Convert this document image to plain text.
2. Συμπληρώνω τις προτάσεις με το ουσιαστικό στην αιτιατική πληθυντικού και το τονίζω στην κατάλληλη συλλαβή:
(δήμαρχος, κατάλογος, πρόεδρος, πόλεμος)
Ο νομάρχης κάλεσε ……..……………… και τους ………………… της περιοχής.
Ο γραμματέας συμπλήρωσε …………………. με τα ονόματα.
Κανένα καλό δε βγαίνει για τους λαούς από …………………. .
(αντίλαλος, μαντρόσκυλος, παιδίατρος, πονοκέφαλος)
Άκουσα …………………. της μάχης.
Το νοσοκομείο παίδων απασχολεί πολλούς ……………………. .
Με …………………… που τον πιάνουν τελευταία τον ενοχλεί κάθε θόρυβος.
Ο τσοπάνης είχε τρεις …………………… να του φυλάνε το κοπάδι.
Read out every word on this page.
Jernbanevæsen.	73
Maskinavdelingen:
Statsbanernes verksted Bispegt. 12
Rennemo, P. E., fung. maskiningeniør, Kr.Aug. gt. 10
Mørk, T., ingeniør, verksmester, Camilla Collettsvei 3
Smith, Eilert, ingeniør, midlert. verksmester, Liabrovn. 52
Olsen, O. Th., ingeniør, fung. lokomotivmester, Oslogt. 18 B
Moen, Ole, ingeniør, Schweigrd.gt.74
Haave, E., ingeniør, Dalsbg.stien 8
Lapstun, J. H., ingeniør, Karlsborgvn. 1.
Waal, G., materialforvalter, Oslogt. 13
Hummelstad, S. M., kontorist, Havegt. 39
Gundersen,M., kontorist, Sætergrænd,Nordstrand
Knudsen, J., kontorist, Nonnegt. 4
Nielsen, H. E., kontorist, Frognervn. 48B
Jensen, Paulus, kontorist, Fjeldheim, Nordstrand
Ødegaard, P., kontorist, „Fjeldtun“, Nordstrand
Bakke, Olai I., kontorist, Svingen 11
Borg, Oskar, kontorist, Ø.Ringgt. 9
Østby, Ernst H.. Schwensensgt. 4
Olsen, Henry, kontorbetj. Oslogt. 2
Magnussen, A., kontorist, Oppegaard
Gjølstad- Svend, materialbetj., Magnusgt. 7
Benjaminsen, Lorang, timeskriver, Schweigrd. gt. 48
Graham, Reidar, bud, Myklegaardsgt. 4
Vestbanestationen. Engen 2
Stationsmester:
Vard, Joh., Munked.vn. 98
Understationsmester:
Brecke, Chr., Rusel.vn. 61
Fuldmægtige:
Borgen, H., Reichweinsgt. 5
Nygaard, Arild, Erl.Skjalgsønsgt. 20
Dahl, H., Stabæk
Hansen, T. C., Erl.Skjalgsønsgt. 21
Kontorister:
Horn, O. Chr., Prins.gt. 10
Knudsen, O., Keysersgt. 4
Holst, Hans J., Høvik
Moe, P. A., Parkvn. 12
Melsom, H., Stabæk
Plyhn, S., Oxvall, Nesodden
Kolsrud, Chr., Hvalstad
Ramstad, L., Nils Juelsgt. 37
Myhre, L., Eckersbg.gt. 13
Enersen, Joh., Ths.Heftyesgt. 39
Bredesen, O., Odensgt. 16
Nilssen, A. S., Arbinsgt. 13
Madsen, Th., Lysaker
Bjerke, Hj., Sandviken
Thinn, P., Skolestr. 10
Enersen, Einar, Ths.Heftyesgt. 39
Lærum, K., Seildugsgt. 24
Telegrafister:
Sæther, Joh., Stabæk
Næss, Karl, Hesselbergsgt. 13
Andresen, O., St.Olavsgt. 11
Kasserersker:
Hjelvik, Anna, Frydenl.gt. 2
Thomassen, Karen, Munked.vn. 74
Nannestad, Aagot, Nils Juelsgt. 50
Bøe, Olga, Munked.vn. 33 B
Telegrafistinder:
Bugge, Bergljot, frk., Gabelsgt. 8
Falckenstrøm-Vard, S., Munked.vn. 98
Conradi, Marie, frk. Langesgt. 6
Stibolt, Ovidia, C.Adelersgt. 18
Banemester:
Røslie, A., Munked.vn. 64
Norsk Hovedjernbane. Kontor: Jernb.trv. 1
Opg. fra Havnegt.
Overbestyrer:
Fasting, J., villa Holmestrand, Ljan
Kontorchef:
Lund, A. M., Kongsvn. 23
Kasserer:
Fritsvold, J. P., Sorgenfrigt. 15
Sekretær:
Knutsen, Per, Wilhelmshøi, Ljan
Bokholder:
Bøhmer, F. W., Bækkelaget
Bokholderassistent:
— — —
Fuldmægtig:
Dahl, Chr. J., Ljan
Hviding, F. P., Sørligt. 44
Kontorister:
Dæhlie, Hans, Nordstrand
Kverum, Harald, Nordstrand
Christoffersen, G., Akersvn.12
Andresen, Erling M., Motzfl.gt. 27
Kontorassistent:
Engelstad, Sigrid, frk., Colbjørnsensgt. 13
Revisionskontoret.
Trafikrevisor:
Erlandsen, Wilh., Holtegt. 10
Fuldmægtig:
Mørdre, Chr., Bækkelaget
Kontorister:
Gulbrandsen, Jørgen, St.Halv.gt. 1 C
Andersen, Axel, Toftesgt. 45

*To do*: Above are the records; copy every line in them that holds the word "Stabæk".

*Answer in full*:
Dahl, H., Stabæk
Melsom, H., Stabæk
Sæther, Joh., Stabæk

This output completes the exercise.